▶ [What to work on]: Below are records; transcribe only the line with "Extract the structured" and those after it, through the last line, without any change.

Dataset rows
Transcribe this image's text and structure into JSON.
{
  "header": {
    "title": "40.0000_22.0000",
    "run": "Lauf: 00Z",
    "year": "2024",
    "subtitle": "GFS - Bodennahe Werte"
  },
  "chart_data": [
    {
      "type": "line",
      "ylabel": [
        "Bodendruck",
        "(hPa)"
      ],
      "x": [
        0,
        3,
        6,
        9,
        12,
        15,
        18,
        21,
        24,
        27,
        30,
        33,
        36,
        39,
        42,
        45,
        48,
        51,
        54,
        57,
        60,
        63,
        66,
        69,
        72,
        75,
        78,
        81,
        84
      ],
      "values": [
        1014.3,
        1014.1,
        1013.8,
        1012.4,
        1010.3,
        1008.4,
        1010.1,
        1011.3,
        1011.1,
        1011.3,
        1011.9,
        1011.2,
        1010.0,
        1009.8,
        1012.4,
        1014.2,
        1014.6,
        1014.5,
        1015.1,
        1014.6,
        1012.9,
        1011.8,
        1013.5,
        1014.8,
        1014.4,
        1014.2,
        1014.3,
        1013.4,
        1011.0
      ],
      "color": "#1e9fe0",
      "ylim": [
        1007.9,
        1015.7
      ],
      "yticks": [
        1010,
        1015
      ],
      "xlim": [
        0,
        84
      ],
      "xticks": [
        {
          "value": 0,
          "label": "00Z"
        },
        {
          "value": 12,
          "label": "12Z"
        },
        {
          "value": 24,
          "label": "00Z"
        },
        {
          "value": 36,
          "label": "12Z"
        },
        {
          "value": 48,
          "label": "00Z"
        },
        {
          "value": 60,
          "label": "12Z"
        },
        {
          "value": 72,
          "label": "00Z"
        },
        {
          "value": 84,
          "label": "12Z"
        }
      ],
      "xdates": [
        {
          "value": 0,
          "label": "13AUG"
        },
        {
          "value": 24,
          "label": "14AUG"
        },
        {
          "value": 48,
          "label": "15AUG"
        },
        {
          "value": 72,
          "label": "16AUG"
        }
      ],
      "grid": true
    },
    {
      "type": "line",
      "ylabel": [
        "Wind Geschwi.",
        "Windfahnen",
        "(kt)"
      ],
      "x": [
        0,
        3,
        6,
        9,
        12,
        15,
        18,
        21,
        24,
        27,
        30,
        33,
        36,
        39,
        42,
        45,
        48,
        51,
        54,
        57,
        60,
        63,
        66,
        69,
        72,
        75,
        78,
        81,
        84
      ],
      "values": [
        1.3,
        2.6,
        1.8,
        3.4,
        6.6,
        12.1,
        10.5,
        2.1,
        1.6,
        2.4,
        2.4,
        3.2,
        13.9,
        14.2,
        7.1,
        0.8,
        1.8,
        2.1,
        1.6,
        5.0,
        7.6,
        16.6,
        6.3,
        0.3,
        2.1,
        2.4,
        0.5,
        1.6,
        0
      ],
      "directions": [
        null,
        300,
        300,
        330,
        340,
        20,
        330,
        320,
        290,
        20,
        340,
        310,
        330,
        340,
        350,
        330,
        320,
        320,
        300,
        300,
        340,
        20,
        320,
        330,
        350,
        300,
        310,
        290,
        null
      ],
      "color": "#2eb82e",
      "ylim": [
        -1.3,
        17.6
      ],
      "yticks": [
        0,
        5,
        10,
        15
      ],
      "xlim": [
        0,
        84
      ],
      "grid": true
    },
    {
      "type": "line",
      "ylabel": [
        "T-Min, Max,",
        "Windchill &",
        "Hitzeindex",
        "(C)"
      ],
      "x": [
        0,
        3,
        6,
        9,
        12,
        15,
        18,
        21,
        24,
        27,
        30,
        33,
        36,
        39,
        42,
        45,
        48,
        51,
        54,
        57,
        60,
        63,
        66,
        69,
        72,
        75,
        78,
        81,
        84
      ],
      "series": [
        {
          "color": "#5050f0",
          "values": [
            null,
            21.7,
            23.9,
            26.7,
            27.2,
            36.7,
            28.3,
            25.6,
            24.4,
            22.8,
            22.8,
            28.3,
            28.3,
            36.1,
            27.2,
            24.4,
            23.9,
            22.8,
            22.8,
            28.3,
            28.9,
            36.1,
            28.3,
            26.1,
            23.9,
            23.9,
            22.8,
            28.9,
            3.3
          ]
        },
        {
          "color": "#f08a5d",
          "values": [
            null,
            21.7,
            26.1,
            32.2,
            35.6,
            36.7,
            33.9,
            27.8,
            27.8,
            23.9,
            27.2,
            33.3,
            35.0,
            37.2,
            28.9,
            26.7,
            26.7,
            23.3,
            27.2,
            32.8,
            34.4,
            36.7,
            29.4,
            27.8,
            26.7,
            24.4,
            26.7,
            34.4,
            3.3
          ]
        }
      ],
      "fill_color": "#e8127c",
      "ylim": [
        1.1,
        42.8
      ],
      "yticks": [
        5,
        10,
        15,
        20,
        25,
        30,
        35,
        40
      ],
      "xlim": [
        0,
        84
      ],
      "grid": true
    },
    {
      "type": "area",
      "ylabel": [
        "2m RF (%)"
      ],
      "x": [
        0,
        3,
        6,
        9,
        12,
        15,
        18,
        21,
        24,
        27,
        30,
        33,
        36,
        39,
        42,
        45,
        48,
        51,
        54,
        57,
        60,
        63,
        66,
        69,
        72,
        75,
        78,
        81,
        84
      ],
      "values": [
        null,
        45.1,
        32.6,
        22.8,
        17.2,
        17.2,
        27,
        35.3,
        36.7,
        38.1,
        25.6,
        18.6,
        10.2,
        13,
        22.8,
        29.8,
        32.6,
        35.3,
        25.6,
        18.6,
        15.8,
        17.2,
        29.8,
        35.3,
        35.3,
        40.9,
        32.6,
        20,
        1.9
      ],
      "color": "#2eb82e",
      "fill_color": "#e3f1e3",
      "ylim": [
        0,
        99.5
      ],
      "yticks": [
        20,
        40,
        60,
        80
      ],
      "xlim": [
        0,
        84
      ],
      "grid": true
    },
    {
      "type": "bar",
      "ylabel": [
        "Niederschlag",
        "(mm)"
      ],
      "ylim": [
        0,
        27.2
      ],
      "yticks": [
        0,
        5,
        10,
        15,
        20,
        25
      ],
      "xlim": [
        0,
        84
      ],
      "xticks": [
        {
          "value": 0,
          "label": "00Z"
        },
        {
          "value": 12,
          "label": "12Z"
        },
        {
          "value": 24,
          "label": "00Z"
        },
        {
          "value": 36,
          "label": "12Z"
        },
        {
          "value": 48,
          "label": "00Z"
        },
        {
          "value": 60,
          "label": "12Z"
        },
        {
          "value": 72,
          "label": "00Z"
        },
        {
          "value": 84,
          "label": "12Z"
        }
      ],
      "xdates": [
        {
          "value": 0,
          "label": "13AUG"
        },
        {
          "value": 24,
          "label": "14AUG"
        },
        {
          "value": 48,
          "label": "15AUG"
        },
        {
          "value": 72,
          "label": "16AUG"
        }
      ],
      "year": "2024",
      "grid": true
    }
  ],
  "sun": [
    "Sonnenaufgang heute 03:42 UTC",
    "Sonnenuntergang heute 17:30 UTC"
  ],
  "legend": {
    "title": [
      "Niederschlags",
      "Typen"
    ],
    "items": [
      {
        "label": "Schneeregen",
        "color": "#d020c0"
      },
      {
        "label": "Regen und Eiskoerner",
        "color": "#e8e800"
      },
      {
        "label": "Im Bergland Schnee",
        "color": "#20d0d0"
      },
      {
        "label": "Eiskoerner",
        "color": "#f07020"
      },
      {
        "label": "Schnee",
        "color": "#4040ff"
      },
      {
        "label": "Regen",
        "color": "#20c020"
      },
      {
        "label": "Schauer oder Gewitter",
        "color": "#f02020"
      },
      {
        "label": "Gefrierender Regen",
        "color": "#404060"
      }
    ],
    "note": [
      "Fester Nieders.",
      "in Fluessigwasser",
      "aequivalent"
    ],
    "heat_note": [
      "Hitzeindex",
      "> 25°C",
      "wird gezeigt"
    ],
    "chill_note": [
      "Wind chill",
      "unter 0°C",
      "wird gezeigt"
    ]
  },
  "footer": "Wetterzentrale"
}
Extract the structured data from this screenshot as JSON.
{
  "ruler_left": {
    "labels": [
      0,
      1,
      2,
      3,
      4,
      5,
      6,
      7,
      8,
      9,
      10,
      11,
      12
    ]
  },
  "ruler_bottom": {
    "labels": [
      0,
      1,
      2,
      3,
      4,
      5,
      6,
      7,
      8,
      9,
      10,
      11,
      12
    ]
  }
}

▶ [Response to this task]:
Extract the structured data from this screenshot as JSON.
{
  "ruler_left": {
    "labels": [
      0,
      1,
      2,
      3,
      4,
      5,
      6,
      7,
      8,
      9,
      10,
      11,
      12
    ]
  },
  "ruler_bottom": {
    "labels": [
      0,
      1,
      2,
      3,
      4,
      5,
      6,
      7,
      8,
      9,
      10,
      11,
      12
    ]
  }
}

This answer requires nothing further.